=== Extracted data ===
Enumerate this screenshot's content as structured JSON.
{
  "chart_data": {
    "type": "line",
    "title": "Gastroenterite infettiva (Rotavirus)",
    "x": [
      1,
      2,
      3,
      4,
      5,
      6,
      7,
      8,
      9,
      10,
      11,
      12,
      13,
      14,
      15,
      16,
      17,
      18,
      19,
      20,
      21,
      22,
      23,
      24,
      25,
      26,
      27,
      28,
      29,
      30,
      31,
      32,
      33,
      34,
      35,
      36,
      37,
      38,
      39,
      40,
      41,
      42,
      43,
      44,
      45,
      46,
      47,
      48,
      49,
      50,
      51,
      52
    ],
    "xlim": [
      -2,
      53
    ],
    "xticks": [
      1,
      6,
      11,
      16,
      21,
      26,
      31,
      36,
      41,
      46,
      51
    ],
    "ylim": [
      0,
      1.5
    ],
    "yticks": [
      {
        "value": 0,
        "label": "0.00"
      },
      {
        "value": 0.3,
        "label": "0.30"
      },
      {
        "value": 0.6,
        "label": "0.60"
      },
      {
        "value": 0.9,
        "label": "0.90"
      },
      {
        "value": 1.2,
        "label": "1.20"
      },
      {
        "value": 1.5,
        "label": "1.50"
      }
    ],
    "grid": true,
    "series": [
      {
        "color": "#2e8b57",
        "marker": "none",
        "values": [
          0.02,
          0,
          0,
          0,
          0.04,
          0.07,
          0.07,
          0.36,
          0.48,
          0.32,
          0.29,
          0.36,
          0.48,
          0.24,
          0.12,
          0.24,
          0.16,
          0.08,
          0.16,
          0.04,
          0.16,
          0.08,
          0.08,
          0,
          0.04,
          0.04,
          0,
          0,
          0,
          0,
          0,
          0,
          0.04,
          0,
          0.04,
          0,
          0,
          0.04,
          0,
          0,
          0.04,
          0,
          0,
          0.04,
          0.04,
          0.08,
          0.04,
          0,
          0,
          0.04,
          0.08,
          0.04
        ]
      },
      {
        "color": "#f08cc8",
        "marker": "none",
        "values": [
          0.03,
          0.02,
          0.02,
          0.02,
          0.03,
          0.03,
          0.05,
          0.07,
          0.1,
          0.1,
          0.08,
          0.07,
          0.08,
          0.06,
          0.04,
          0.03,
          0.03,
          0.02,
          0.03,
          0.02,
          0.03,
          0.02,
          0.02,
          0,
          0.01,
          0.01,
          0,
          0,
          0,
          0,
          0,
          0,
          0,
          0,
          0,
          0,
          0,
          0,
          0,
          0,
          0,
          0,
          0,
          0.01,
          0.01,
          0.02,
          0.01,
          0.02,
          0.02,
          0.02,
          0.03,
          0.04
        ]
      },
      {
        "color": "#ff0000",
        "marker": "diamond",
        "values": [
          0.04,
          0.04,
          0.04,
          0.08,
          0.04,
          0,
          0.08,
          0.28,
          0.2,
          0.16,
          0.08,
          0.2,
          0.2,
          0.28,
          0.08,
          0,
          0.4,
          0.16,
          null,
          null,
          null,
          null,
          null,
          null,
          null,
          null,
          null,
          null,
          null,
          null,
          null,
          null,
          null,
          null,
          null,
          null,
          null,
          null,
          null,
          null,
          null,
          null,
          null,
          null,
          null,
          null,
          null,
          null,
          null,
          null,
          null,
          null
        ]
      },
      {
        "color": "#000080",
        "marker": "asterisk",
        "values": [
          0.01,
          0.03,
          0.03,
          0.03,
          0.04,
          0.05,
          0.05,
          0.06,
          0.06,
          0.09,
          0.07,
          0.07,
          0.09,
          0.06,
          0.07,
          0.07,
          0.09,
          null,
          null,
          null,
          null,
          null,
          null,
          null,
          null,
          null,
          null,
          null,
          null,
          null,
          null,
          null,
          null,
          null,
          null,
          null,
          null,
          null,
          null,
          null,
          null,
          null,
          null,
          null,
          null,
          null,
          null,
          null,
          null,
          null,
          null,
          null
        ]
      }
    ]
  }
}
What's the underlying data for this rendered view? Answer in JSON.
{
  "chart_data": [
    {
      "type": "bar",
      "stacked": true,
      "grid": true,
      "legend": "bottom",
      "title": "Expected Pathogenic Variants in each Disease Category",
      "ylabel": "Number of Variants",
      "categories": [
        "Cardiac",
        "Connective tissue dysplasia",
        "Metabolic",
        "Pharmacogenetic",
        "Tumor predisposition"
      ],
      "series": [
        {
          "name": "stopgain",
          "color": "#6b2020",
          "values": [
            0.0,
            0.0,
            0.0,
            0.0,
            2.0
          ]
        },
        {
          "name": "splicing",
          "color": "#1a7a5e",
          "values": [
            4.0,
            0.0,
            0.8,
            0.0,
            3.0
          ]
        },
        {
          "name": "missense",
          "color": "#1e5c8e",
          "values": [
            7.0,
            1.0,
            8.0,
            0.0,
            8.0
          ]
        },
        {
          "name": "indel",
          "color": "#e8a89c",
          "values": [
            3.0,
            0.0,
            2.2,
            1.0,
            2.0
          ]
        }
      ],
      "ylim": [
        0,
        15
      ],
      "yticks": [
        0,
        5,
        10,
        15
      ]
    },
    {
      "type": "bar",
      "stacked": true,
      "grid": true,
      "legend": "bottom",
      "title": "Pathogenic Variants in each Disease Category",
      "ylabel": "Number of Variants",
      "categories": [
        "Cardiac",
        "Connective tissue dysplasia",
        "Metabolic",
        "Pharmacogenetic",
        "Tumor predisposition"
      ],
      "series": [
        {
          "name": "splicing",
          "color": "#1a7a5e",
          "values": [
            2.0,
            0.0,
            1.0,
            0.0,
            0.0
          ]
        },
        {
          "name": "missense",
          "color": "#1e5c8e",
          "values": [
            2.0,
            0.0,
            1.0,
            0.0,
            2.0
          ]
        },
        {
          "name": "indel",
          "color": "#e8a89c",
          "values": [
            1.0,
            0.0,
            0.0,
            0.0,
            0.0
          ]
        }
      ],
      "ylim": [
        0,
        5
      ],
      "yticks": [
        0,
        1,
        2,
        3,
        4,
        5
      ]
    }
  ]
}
===
With no line skipped, repeat the records exactly.

Enumerate this screenshot's content as structured JSON.
{
  "chart_data": {
    "type": "line",
    "title": "Gastroenterite infettiva (Rotavirus)",
    "x": [
      1,
      2,
      3,
      4,
      5,
      6,
      7,
      8,
      9,
      10,
      11,
      12,
      13,
      14,
      15,
      16,
      17,
      18,
      19,
      20,
      21,
      22,
      23,
      24,
      25,
      26,
      27,
      28,
      29,
      30,
      31,
      32,
      33,
      34,
      35,
      36,
      37,
      38,
      39,
      40,
      41,
      42,
      43,
      44,
      45,
      46,
      47,
      48,
      49,
      50,
      51,
      52
    ],
    "xlim": [
      -2,
      53
    ],
    "xticks": [
      1,
      6,
      11,
      16,
      21,
      26,
      31,
      36,
      41,
      46,
      51
    ],
    "ylim": [
      0,
      1.5
    ],
    "yticks": [
      {
        "value": 0,
        "label": "0.00"
      },
      {
        "value": 0.3,
        "label": "0.30"
      },
      {
        "value": 0.6,
        "label": "0.60"
      },
      {
        "value": 0.9,
        "label": "0.90"
      },
      {
        "value": 1.2,
        "label": "1.20"
      },
      {
        "value": 1.5,
        "label": "1.50"
      }
    ],
    "grid": true,
    "series": [
      {
        "color": "#2e8b57",
        "marker": "none",
        "values": [
          0.02,
          0,
          0,
          0,
          0.04,
          0.07,
          0.07,
          0.36,
          0.48,
          0.32,
          0.29,
          0.36,
          0.48,
          0.24,
          0.12,
          0.24,
          0.16,
          0.08,
          0.16,
          0.04,
          0.16,
          0.08,
          0.08,
          0,
          0.04,
          0.04,
          0,
          0,
          0,
          0,
          0,
          0,
          0.04,
          0,
          0.04,
          0,
          0,
          0.04,
          0,
          0,
          0.04,
          0,
          0,
          0.04,
          0.04,
          0.08,
          0.04,
          0,
          0,
          0.04,
          0.08,
          0.04
        ]
      },
      {
        "color": "#f08cc8",
        "marker": "none",
        "values": [
          0.03,
          0.02,
          0.02,
          0.02,
          0.03,
          0.03,
          0.05,
          0.07,
          0.1,
          0.1,
          0.08,
          0.07,
          0.08,
          0.06,
          0.04,
          0.03,
          0.03,
          0.02,
          0.03,
          0.02,
          0.03,
          0.02,
          0.02,
          0,
          0.01,
          0.01,
          0,
          0,
          0,
          0,
          0,
          0,
          0,
          0,
          0,
          0,
          0,
          0,
          0,
          0,
          0,
          0,
          0,
          0.01,
          0.01,
          0.02,
          0.01,
          0.02,
          0.02,
          0.02,
          0.03,
          0.04
        ]
      },
      {
        "color": "#ff0000",
        "marker": "diamond",
        "values": [
          0.04,
          0.04,
          0.04,
          0.08,
          0.04,
          0,
          0.08,
          0.28,
          0.2,
          0.16,
          0.08,
          0.2,
          0.2,
          0.28,
          0.08,
          0,
          0.4,
          0.16,
          null,
          null,
          null,
          null,
          null,
          null,
          null,
          null,
          null,
          null,
          null,
          null,
          null,
          null,
          null,
          null,
          null,
          null,
          null,
          null,
          null,
          null,
          null,
          null,
          null,
          null,
          null,
          null,
          null,
          null,
          null,
          null,
          null,
          null
        ]
      },
      {
        "color": "#000080",
        "marker": "asterisk",
        "values": [
          0.01,
          0.03,
          0.03,
          0.03,
          0.04,
          0.05,
          0.05,
          0.06,
          0.06,
          0.09,
          0.07,
          0.07,
          0.09,
          0.06,
          0.07,
          0.07,
          0.09,
          null,
          null,
          null,
          null,
          null,
          null,
          null,
          null,
          null,
          null,
          null,
          null,
          null,
          null,
          null,
          null,
          null,
          null,
          null,
          null,
          null,
          null,
          null,
          null,
          null,
          null,
          null,
          null,
          null,
          null,
          null,
          null,
          null,
          null,
          null
        ]
      }
    ]
  }
}
What's the underlying data for this rendered view? Answer in JSON.
{
  "chart_data": [
    {
      "type": "bar",
      "stacked": true,
      "grid": true,
      "legend": "bottom",
      "title": "Expected Pathogenic Variants in each Disease Category",
      "ylabel": "Number of Variants",
      "categories": [
        "Cardiac",
        "Connective tissue dysplasia",
        "Metabolic",
        "Pharmacogenetic",
        "Tumor predisposition"
      ],
      "series": [
        {
          "name": "stopgain",
          "color": "#6b2020",
          "values": [
            0.0,
            0.0,
            0.0,
            0.0,
            2.0
          ]
        },
        {
          "name": "splicing",
          "color": "#1a7a5e",
          "values": [
            4.0,
            0.0,
            0.8,
            0.0,
            3.0
          ]
        },
        {
          "name": "missense",
          "color": "#1e5c8e",
          "values": [
            7.0,
            1.0,
            8.0,
            0.0,
            8.0
          ]
        },
        {
          "name": "indel",
          "color": "#e8a89c",
          "values": [
            3.0,
            0.0,
            2.2,
            1.0,
            2.0
          ]
        }
      ],
      "ylim": [
        0,
        15
      ],
      "yticks": [
        0,
        5,
        10,
        15
      ]
    },
    {
      "type": "bar",
      "stacked": true,
      "grid": true,
      "legend": "bottom",
      "title": "Pathogenic Variants in each Disease Category",
      "ylabel": "Number of Variants",
      "categories": [
        "Cardiac",
        "Connective tissue dysplasia",
        "Metabolic",
        "Pharmacogenetic",
        "Tumor predisposition"
      ],
      "series": [
        {
          "name": "splicing",
          "color": "#1a7a5e",
          "values": [
            2.0,
            0.0,
            1.0,
            0.0,
            0.0
          ]
        },
        {
          "name": "missense",
          "color": "#1e5c8e",
          "values": [
            2.0,
            0.0,
            1.0,
            0.0,
            2.0
          ]
        },
        {
          "name": "indel",
          "color": "#e8a89c",
          "values": [
            1.0,
            0.0,
            0.0,
            0.0,
            0.0
          ]
        }
      ],
      "ylim": [
        0,
        5
      ],
      "yticks": [
        0,
        1,
        2,
        3,
        4,
        5
      ]
    }
  ]
}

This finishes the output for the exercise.